> _Exercise brief_:
Every entry should be repeated exactly. Omit the pictures.

Recorded data:

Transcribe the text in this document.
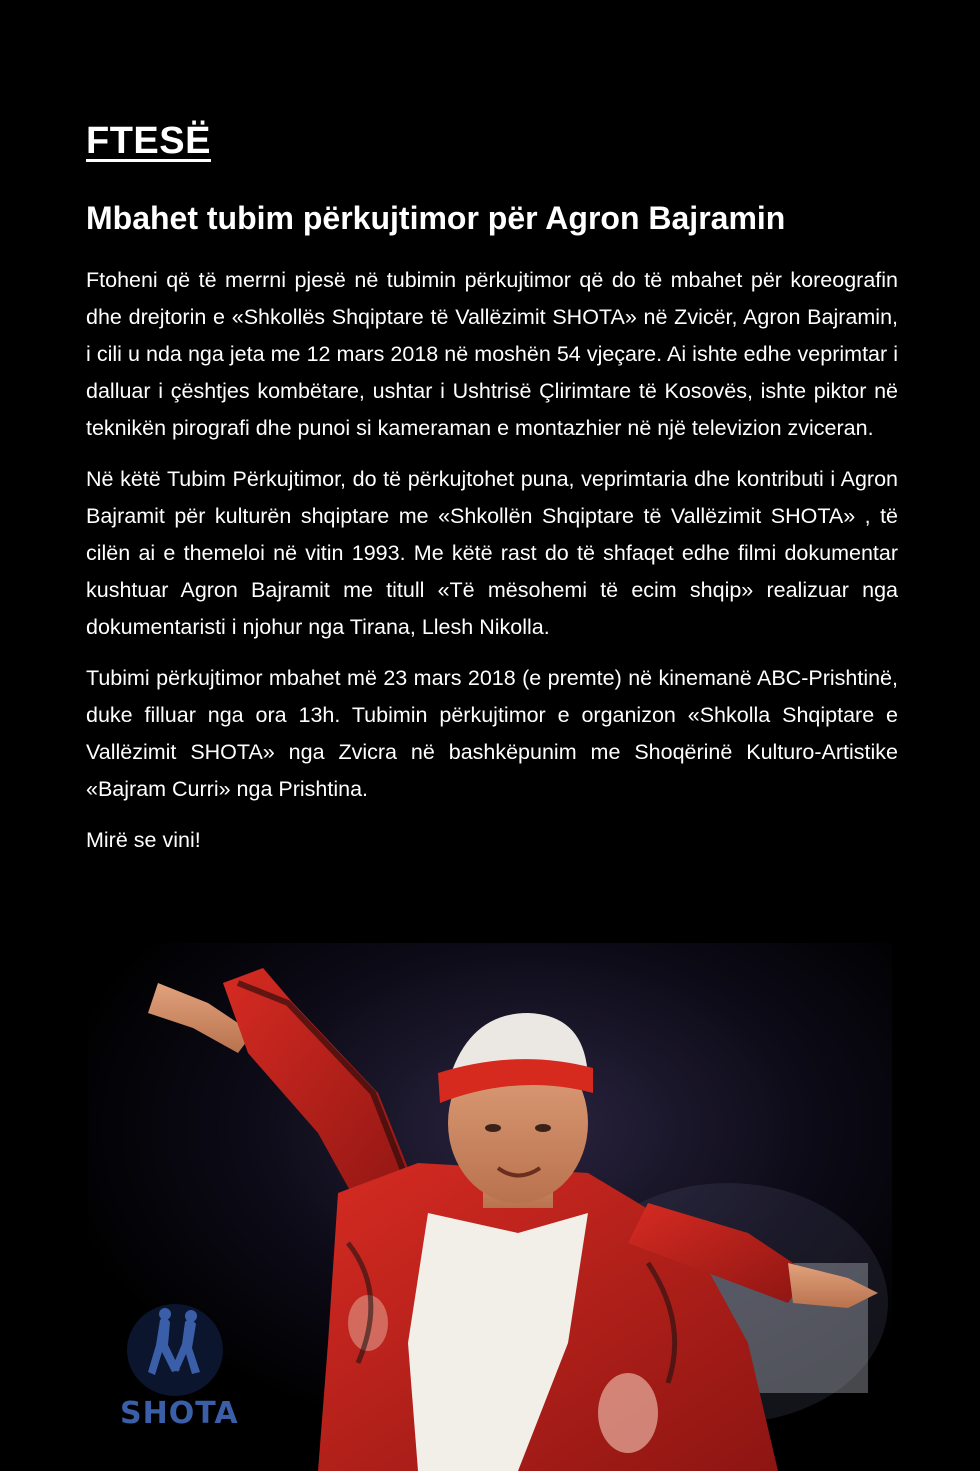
FTESË
Mbahet tubim përkujtimor për Agron Bajramin

Ftoheni që të merrni pjesë në tubimin përkujtimor që do të mbahet për koreografin dhe drejtorin e «Shkollës Shqiptare të Vallëzimit SHOTA» në Zvicër, Agron Bajramin, i cili u nda nga jeta me 12 mars 2018 në moshën 54 vjeçare. Ai ishte edhe veprimtar i dalluar i çështjes kombëtare, ushtar i Ushtrisë Çlirimtare të Kosovës, ishte piktor në teknikën pirografi dhe punoi si kameraman e montazhier në një televizion zviceran.

Në këtë Tubim Përkujtimor, do të përkujtohet puna, veprimtaria dhe kontributi i Agron Bajramit për kulturën shqiptare me «Shkollën Shqiptare të Vallëzimit SHOTA» , të cilën ai e themeloi në vitin 1993. Me këtë rast do të shfaqet edhe filmi dokumentar kushtuar Agron Bajramit me titull «Të mësohemi të ecim shqip» realizuar nga dokumentaristi i njohur nga Tirana, Llesh Nikolla.

Tubimi përkujtimor mbahet më 23 mars 2018 (e premte) në kinemanë ABC-Prishtinë, duke filluar nga ora 13h. Tubimin përkujtimor e organizon «Shkolla Shqiptare e Vallëzimit SHOTA» nga Zvicra në bashkëpunim me Shoqërinë Kulturo-Artistike «Bajram Curri» nga Prishtina.

Mirë se vini!

SHOTA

> _Correct result_:
Transcribe the text in this document.
FTESË
Mbahet tubim përkujtimor për Agron Bajramin

Ftoheni që të merrni pjesë në tubimin përkujtimor që do të mbahet për koreografin dhe drejtorin e «Shkollës Shqiptare të Vallëzimit SHOTA» në Zvicër, Agron Bajramin, i cili u nda nga jeta me 12 mars 2018 në moshën 54 vjeçare. Ai ishte edhe veprimtar i dalluar i çështjes kombëtare, ushtar i Ushtrisë Çlirimtare të Kosovës, ishte piktor në teknikën pirografi dhe punoi si kameraman e montazhier në një televizion zviceran.

Në këtë Tubim Përkujtimor, do të përkujtohet puna, veprimtaria dhe kontributi i Agron Bajramit për kulturën shqiptare me «Shkollën Shqiptare të Vallëzimit SHOTA» , të cilën ai e themeloi në vitin 1993. Me këtë rast do të shfaqet edhe filmi dokumentar kushtuar Agron Bajramit me titull «Të mësohemi të ecim shqip» realizuar nga dokumentaristi i njohur nga Tirana, Llesh Nikolla.

Tubimi përkujtimor mbahet më 23 mars 2018 (e premte) në kinemanë ABC-Prishtinë, duke filluar nga ora 13h. Tubimin përkujtimor e organizon «Shkolla Shqiptare e Vallëzimit SHOTA» nga Zvicra në bashkëpunim me Shoqërinë Kulturo-Artistike «Bajram Curri» nga Prishtina.

Mirë se vini!

SHOTA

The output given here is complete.